** PROBLEM DETAILS **
Are you able to quote each entry exactly as written?

──────── TASK INPUTS

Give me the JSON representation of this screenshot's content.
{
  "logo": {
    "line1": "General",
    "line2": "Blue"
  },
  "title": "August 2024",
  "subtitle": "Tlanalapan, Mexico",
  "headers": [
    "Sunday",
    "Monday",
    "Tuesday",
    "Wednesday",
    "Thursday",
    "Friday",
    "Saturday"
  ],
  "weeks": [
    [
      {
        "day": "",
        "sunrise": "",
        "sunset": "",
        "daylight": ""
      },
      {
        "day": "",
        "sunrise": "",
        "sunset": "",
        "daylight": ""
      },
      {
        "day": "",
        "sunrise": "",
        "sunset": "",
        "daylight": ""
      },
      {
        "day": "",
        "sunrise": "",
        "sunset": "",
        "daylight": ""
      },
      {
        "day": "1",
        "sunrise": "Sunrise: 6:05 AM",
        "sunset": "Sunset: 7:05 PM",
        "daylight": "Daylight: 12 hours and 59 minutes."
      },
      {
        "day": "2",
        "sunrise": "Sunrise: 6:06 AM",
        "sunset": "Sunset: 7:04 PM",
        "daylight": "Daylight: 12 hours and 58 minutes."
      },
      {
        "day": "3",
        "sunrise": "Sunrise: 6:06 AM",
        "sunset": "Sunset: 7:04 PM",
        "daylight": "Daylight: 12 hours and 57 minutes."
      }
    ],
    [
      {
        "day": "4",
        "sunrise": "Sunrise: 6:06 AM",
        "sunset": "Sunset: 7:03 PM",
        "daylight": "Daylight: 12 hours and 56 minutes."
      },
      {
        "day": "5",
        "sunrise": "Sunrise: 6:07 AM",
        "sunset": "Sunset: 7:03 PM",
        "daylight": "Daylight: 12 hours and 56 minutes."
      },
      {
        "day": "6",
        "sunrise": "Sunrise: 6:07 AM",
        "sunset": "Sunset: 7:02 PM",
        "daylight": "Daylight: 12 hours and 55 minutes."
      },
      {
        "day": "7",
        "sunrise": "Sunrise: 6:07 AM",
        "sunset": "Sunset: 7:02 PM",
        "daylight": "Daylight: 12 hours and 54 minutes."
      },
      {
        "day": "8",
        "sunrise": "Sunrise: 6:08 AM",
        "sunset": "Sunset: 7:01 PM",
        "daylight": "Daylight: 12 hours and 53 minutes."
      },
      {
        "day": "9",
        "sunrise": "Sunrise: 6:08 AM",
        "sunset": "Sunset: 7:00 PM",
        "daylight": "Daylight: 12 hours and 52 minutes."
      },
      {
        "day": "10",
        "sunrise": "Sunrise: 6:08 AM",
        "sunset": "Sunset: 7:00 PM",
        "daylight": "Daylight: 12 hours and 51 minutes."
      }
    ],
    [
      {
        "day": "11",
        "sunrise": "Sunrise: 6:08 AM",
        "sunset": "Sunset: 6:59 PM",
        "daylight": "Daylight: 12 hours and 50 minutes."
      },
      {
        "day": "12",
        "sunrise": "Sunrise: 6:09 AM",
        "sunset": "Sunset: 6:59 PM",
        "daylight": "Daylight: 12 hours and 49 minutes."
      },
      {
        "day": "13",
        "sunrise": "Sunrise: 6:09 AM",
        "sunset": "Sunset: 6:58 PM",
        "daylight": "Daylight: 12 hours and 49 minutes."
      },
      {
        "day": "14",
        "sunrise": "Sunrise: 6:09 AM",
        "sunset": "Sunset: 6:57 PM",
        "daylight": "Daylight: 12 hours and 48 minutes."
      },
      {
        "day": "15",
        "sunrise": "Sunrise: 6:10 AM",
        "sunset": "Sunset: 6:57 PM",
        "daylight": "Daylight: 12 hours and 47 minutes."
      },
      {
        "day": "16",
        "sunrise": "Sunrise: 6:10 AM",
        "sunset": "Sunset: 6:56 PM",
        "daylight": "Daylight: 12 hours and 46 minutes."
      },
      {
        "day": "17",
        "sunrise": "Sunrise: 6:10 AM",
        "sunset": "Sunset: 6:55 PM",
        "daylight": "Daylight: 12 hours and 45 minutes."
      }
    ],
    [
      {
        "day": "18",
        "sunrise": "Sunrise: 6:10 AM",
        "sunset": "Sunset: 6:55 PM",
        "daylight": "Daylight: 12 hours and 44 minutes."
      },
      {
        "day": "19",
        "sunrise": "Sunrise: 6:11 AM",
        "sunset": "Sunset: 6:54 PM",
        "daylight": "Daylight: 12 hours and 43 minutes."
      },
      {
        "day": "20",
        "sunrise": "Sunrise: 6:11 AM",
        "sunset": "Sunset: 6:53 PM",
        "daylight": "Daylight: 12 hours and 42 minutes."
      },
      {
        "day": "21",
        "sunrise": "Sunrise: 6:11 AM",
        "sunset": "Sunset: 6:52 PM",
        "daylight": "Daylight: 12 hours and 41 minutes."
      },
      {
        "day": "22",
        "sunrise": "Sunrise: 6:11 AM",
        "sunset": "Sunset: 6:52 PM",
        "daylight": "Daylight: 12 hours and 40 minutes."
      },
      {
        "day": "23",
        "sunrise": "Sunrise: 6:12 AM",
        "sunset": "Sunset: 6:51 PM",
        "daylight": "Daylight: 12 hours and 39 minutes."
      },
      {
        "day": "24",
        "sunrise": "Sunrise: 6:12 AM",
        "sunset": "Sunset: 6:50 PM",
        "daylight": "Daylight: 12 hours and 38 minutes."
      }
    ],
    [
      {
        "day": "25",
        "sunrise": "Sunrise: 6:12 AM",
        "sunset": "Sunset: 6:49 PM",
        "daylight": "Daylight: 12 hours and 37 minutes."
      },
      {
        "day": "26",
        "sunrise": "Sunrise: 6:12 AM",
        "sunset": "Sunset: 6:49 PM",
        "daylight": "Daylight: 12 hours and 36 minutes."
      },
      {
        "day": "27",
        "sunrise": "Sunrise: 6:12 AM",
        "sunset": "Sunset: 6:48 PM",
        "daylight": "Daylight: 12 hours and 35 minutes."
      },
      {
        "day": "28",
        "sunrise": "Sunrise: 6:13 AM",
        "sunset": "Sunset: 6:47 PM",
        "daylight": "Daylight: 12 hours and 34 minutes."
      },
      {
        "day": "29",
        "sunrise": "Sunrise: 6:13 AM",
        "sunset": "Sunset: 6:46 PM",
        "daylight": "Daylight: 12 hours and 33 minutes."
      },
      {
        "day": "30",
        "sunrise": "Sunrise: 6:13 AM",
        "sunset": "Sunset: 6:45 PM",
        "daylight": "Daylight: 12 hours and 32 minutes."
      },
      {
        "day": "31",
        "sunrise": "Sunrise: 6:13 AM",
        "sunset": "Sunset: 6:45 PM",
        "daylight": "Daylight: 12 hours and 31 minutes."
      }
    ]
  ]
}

────────────────

** ANSWER TO THE PROBLEM **
Give me the JSON representation of this screenshot's content.
{
  "logo": {
    "line1": "General",
    "line2": "Blue"
  },
  "title": "August 2024",
  "subtitle": "Tlanalapan, Mexico",
  "headers": [
    "Sunday",
    "Monday",
    "Tuesday",
    "Wednesday",
    "Thursday",
    "Friday",
    "Saturday"
  ],
  "weeks": [
    [
      {
        "day": "",
        "sunrise": "",
        "sunset": "",
        "daylight": ""
      },
      {
        "day": "",
        "sunrise": "",
        "sunset": "",
        "daylight": ""
      },
      {
        "day": "",
        "sunrise": "",
        "sunset": "",
        "daylight": ""
      },
      {
        "day": "",
        "sunrise": "",
        "sunset": "",
        "daylight": ""
      },
      {
        "day": "1",
        "sunrise": "Sunrise: 6:05 AM",
        "sunset": "Sunset: 7:05 PM",
        "daylight": "Daylight: 12 hours and 59 minutes."
      },
      {
        "day": "2",
        "sunrise": "Sunrise: 6:06 AM",
        "sunset": "Sunset: 7:04 PM",
        "daylight": "Daylight: 12 hours and 58 minutes."
      },
      {
        "day": "3",
        "sunrise": "Sunrise: 6:06 AM",
        "sunset": "Sunset: 7:04 PM",
        "daylight": "Daylight: 12 hours and 57 minutes."
      }
    ],
    [
      {
        "day": "4",
        "sunrise": "Sunrise: 6:06 AM",
        "sunset": "Sunset: 7:03 PM",
        "daylight": "Daylight: 12 hours and 56 minutes."
      },
      {
        "day": "5",
        "sunrise": "Sunrise: 6:07 AM",
        "sunset": "Sunset: 7:03 PM",
        "daylight": "Daylight: 12 hours and 56 minutes."
      },
      {
        "day": "6",
        "sunrise": "Sunrise: 6:07 AM",
        "sunset": "Sunset: 7:02 PM",
        "daylight": "Daylight: 12 hours and 55 minutes."
      },
      {
        "day": "7",
        "sunrise": "Sunrise: 6:07 AM",
        "sunset": "Sunset: 7:02 PM",
        "daylight": "Daylight: 12 hours and 54 minutes."
      },
      {
        "day": "8",
        "sunrise": "Sunrise: 6:08 AM",
        "sunset": "Sunset: 7:01 PM",
        "daylight": "Daylight: 12 hours and 53 minutes."
      },
      {
        "day": "9",
        "sunrise": "Sunrise: 6:08 AM",
        "sunset": "Sunset: 7:00 PM",
        "daylight": "Daylight: 12 hours and 52 minutes."
      },
      {
        "day": "10",
        "sunrise": "Sunrise: 6:08 AM",
        "sunset": "Sunset: 7:00 PM",
        "daylight": "Daylight: 12 hours and 51 minutes."
      }
    ],
    [
      {
        "day": "11",
        "sunrise": "Sunrise: 6:08 AM",
        "sunset": "Sunset: 6:59 PM",
        "daylight": "Daylight: 12 hours and 50 minutes."
      },
      {
        "day": "12",
        "sunrise": "Sunrise: 6:09 AM",
        "sunset": "Sunset: 6:59 PM",
        "daylight": "Daylight: 12 hours and 49 minutes."
      },
      {
        "day": "13",
        "sunrise": "Sunrise: 6:09 AM",
        "sunset": "Sunset: 6:58 PM",
        "daylight": "Daylight: 12 hours and 49 minutes."
      },
      {
        "day": "14",
        "sunrise": "Sunrise: 6:09 AM",
        "sunset": "Sunset: 6:57 PM",
        "daylight": "Daylight: 12 hours and 48 minutes."
      },
      {
        "day": "15",
        "sunrise": "Sunrise: 6:10 AM",
        "sunset": "Sunset: 6:57 PM",
        "daylight": "Daylight: 12 hours and 47 minutes."
      },
      {
        "day": "16",
        "sunrise": "Sunrise: 6:10 AM",
        "sunset": "Sunset: 6:56 PM",
        "daylight": "Daylight: 12 hours and 46 minutes."
      },
      {
        "day": "17",
        "sunrise": "Sunrise: 6:10 AM",
        "sunset": "Sunset: 6:55 PM",
        "daylight": "Daylight: 12 hours and 45 minutes."
      }
    ],
    [
      {
        "day": "18",
        "sunrise": "Sunrise: 6:10 AM",
        "sunset": "Sunset: 6:55 PM",
        "daylight": "Daylight: 12 hours and 44 minutes."
      },
      {
        "day": "19",
        "sunrise": "Sunrise: 6:11 AM",
        "sunset": "Sunset: 6:54 PM",
        "daylight": "Daylight: 12 hours and 43 minutes."
      },
      {
        "day": "20",
        "sunrise": "Sunrise: 6:11 AM",
        "sunset": "Sunset: 6:53 PM",
        "daylight": "Daylight: 12 hours and 42 minutes."
      },
      {
        "day": "21",
        "sunrise": "Sunrise: 6:11 AM",
        "sunset": "Sunset: 6:52 PM",
        "daylight": "Daylight: 12 hours and 41 minutes."
      },
      {
        "day": "22",
        "sunrise": "Sunrise: 6:11 AM",
        "sunset": "Sunset: 6:52 PM",
        "daylight": "Daylight: 12 hours and 40 minutes."
      },
      {
        "day": "23",
        "sunrise": "Sunrise: 6:12 AM",
        "sunset": "Sunset: 6:51 PM",
        "daylight": "Daylight: 12 hours and 39 minutes."
      },
      {
        "day": "24",
        "sunrise": "Sunrise: 6:12 AM",
        "sunset": "Sunset: 6:50 PM",
        "daylight": "Daylight: 12 hours and 38 minutes."
      }
    ],
    [
      {
        "day": "25",
        "sunrise": "Sunrise: 6:12 AM",
        "sunset": "Sunset: 6:49 PM",
        "daylight": "Daylight: 12 hours and 37 minutes."
      },
      {
        "day": "26",
        "sunrise": "Sunrise: 6:12 AM",
        "sunset": "Sunset: 6:49 PM",
        "daylight": "Daylight: 12 hours and 36 minutes."
      },
      {
        "day": "27",
        "sunrise": "Sunrise: 6:12 AM",
        "sunset": "Sunset: 6:48 PM",
        "daylight": "Daylight: 12 hours and 35 minutes."
      },
      {
        "day": "28",
        "sunrise": "Sunrise: 6:13 AM",
        "sunset": "Sunset: 6:47 PM",
        "daylight": "Daylight: 12 hours and 34 minutes."
      },
      {
        "day": "29",
        "sunrise": "Sunrise: 6:13 AM",
        "sunset": "Sunset: 6:46 PM",
        "daylight": "Daylight: 12 hours and 33 minutes."
      },
      {
        "day": "30",
        "sunrise": "Sunrise: 6:13 AM",
        "sunset": "Sunset: 6:45 PM",
        "daylight": "Daylight: 12 hours and 32 minutes."
      },
      {
        "day": "31",
        "sunrise": "Sunrise: 6:13 AM",
        "sunset": "Sunset: 6:45 PM",
        "daylight": "Daylight: 12 hours and 31 minutes."
      }
    ]
  ]
}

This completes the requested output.